**Tasks to complete:**
1. In the essay on terminal poems, which poem by Tranter supplied the first and last words of each line for "Terminal 1: Aer Lingus"?
2. Reproduce the passage of the essay on terminal poems from "As it turned" to "a 'terminal' poem.".
3. According to the Brian Henry quotation in the essay on terminal poems, what aspects of the original poem does Tranter jettison when he replaces almost every word? List every one.

**Given text:**
-------------------------
Dürer has a cameo, and there’s a drinks trolley and ice cubes in glasses and lemonade. Both the airplane fueslage and the landscape viewed through the porthole are peopled: inside, there’s a crew, a hostess and captain; while down below lie “model villages”. Meanwhile the mysterious “Katharina/sleeping somewhere” is also “sleeping elsewhere”, reinforcing the duality of experience and observation.
Tranter’s notes also allude to the northern hemisphere phenomenon whereby “a shadow-print of unmelted snow” remains on the north-facing sides of “buildings and hedges” in spring; “a sight best appreciated from above”. The narrator of “Lufthansa” is simultaneously above, inside and moving through this three-dimensional space defined by a radar that is “speaking metaphysics”.
As it turned out, despite my best intentions, "Terminal 1: Aer Lingus" was one of only four poems I wrote during those 10 days in Ireland, although the trip ended up being very productive for other reasons. But "Terminal 1: Aer Lingus" is also significant because it references the idea of a 'terminal' in both its title and its method of construction, being my first attempt at what Tranter himself described as a 'terminal' poem.
Briefly, the terminal form involves repurposing another poem by, for example, using the last word of every line and replacing every other word with new text. The last words therefore act as 'terminals' to which the new lines are, as it were, 'docked'. Actually, Brian Henry describes it much better in his article on Tranter's terminal form:
With the sestina as a model, John Tranter has created a new form similar to the sestina but far more flexible in its emphasis on end-words: the terminal. Taking only the line endings from previously published poems, the terminal can be any length, and the number of terminals possible in the English language is limited only by the number of poems in the English language . . .
Because Tranter overwrites -- and in the process simultaneously effaces and preserves -- his source poem while retaining the anchoring points of the source poem, his terminals are both conservative and destructive. By using and acknowledging the original (he never tries to conceal his sources), Tranter performs an act of poetic conservation, calling contemporary readers' attention to a poem he considers worth reading while also encouraging comparative readings. But by replacing almost every word in the original -- with the exception of the last word of each line -- with his own, he destroys the original poem, jettisoning its meaning, diction, emotional effects, historical context, and atmosphere, even if he tries to pay homage to the original by following or updating it. No poetic forms contain such potential ...Brian Henry, "John Tranter's New Form(alism): The Terminal", Antipodes (2004)
"Terminal 1: Aer Lingus" slightly adjusts this working method, taking both the first and last words from each line of Tranter's poem "Lufthansa" and creating a new poem in between these two 'terminals'. So, for example, Tranter's poem begins as follows:
Flying up a valley in the Alps where the rock
rushes past like a broken diorama
I’m struck by an acute feeling of precision –
Whereas, "Terminal 1: Aer Lingus" begins like this:
Flying over violet-crumble seas, eyes bulging as the rock
rushes by (a sense of stained-glass futures, a fatal diorama
I’m descending through time with an airman’s precision—
When I wrote the poem, I wasn't actually aware of Tranter's use of 'end-words' alone: I thought I was 'doing it right' by using the first and last words of each line in 'Lufthansa'. This working method presented problems: my lines ended up being much longer, and I tied myself in knots trying to maintain some kind of narrative flow.
-------------------------
**Data entries:**
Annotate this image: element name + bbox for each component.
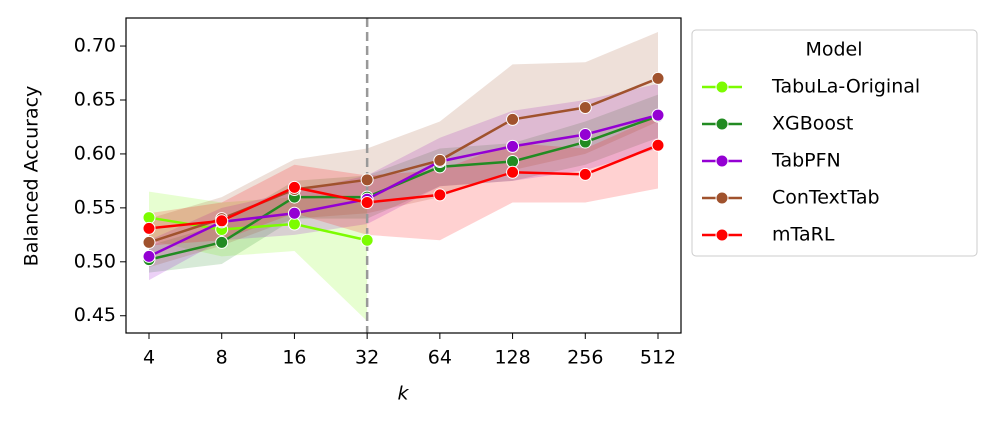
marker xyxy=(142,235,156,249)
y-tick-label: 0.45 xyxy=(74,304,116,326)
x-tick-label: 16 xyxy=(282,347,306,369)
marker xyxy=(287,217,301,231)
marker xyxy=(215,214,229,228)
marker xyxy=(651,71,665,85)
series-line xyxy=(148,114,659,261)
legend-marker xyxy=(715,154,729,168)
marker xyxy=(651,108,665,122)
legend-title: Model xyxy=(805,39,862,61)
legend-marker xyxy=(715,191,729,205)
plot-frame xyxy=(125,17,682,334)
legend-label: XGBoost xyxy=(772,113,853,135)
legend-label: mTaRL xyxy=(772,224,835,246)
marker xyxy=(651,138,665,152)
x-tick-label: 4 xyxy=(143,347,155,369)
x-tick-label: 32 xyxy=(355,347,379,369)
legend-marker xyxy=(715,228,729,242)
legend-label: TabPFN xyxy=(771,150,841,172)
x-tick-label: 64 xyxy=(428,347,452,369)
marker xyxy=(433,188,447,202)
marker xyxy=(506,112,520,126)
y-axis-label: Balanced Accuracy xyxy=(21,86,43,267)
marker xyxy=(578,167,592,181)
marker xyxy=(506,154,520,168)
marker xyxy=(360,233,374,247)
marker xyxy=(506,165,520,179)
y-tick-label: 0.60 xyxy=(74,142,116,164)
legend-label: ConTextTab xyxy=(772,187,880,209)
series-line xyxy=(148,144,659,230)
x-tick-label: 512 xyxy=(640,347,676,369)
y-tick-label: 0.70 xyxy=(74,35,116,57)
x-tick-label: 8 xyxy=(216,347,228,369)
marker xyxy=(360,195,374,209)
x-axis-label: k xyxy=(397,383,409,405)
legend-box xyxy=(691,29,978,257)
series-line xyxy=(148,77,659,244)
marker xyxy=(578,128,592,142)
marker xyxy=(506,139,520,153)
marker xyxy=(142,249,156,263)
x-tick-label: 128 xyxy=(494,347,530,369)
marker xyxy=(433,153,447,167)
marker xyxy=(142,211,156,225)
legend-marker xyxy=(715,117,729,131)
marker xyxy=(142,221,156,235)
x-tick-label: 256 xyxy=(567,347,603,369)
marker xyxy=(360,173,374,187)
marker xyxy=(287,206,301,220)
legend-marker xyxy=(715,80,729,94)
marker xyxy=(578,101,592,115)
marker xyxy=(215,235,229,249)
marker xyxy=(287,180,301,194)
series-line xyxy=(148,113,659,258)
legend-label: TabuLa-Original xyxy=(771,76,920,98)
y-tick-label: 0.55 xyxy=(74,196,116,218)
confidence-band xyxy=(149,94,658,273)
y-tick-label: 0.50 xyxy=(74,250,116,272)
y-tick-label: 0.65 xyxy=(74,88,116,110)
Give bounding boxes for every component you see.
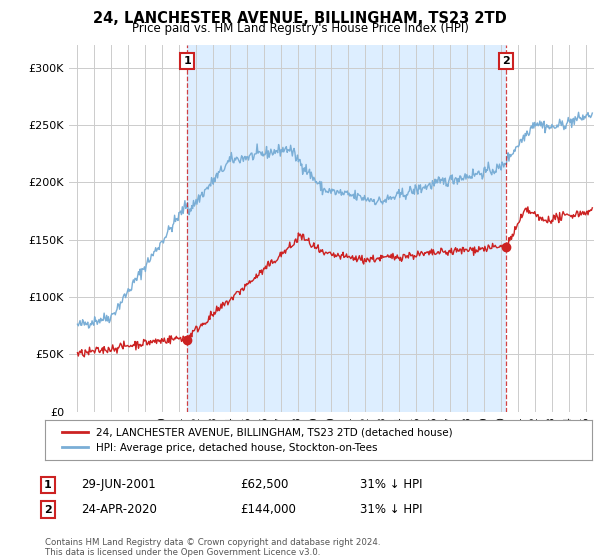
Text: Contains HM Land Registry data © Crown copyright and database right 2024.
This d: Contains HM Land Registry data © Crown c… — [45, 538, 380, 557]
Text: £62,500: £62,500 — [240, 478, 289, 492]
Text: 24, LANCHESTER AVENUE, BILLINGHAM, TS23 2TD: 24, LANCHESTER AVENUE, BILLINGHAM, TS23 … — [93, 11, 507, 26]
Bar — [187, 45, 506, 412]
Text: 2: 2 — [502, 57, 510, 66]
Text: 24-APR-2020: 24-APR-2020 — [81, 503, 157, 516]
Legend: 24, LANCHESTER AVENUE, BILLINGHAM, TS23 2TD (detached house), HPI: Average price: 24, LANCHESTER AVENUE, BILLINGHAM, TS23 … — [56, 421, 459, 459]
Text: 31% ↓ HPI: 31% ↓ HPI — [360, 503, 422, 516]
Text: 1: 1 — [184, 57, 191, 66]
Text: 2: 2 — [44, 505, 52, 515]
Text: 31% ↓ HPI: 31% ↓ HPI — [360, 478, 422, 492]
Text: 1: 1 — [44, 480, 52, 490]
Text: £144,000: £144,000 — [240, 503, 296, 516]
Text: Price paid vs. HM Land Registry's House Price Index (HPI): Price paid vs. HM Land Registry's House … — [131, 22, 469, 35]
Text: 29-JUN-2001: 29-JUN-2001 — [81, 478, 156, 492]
-------------------------
**Solutions to each task:**
1. "Lufthansa"

2.
As it turned out, despite my best intentions, "Terminal 1: Aer Lingus" was one of only four poems I wrote during those 10 days in Ireland, although the trip ended up being very productive for other reasons. But "Terminal 1: Aer Lingus" is also significant because it references the idea of a 'terminal' in both its title and its method of construction, being my first attempt at what Tranter himself described as a 'terminal' poem.

3.
- meaning
- diction
- emotional effects
- historical context
- atmosphere